*QUOTED PASSAGE*.
#####

    The funds she’s raised have come through private donations, collections and fundraisers conducted by her classmates at Coal City High School.
    And recently she received a $5,000 donation from Wish Upon a Star.
    She’s grateful for all the support she’s received with the fundraising efforts. Amazed at the large donation from the Joliet-based Wish Upon a Star foundation and the on-going support of students in her district.
    Additionally, through a partnership with national clothing manufacturer Ivory Ella and its partners Alex & Ani and Love Your Melon, Bugg helped to raise thousands more to support child cancer research.
    “People think, oh, I can only donate $5 and it’s not going to help, but it does. Any donation, even a $1 helps and shows you care and want to make a difference,” Bugg said.
    She wants people to know that ever dollar donated, letter received  and word of encouragement shared means a lot to her, and to the thousands of kids ages 0-18 fighting cancer.

#####

*TASK TO CARRY OUT*. Rewrite the passage on the cancer fundraising, starting with "Additionally, through a" and going on through "0-18 fighting cancer.", and swap "kids" for "children".

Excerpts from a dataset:
#####

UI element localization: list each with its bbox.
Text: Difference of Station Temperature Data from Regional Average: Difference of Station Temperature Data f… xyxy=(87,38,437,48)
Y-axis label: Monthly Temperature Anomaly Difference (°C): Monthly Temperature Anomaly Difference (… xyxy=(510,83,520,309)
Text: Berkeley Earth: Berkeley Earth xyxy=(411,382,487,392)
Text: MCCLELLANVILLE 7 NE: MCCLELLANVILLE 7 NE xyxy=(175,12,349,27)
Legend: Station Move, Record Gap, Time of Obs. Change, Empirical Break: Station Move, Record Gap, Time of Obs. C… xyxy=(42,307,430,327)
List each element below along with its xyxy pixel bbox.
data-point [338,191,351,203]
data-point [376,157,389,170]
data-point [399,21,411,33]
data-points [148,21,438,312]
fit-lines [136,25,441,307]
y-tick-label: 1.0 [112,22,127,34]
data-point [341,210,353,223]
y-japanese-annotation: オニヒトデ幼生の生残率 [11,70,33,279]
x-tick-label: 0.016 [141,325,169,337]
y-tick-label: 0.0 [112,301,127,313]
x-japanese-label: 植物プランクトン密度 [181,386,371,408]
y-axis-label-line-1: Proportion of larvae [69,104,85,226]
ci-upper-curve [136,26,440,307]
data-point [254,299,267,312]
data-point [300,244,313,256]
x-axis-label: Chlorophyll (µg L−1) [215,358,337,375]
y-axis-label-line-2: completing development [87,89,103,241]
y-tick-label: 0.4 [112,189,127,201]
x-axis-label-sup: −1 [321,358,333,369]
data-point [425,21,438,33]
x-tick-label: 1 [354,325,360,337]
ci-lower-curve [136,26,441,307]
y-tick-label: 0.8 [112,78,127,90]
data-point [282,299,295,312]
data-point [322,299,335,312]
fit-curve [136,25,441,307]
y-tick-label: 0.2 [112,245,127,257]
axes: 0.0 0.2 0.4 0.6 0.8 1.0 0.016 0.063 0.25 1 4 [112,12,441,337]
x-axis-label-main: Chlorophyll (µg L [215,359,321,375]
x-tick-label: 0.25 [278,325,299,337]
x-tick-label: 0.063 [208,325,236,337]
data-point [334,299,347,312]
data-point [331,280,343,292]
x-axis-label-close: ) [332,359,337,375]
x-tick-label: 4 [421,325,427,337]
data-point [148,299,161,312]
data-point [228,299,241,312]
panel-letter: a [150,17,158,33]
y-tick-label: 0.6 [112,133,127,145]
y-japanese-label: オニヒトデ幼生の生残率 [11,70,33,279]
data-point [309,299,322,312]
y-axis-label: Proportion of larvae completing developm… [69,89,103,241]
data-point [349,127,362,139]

#####

*ANSWER TO THIS PROBLEM*.
Additionally, through a partnership with national clothing manufacturer Ivory Ella and its partners Alex & Ani and Love Your Melon, Bugg helped to raise thousands more to support child cancer research.
    “People think, oh, I can only donate $5 and it’s not going to help, but it does. Any donation, even a $1 helps and shows you care and want to make a difference,” Bugg said.
    She wants people to know that ever dollar donated, letter received  and word of encouragement shared means a lot to her, and to the thousands of children ages 0-18 fighting cancer.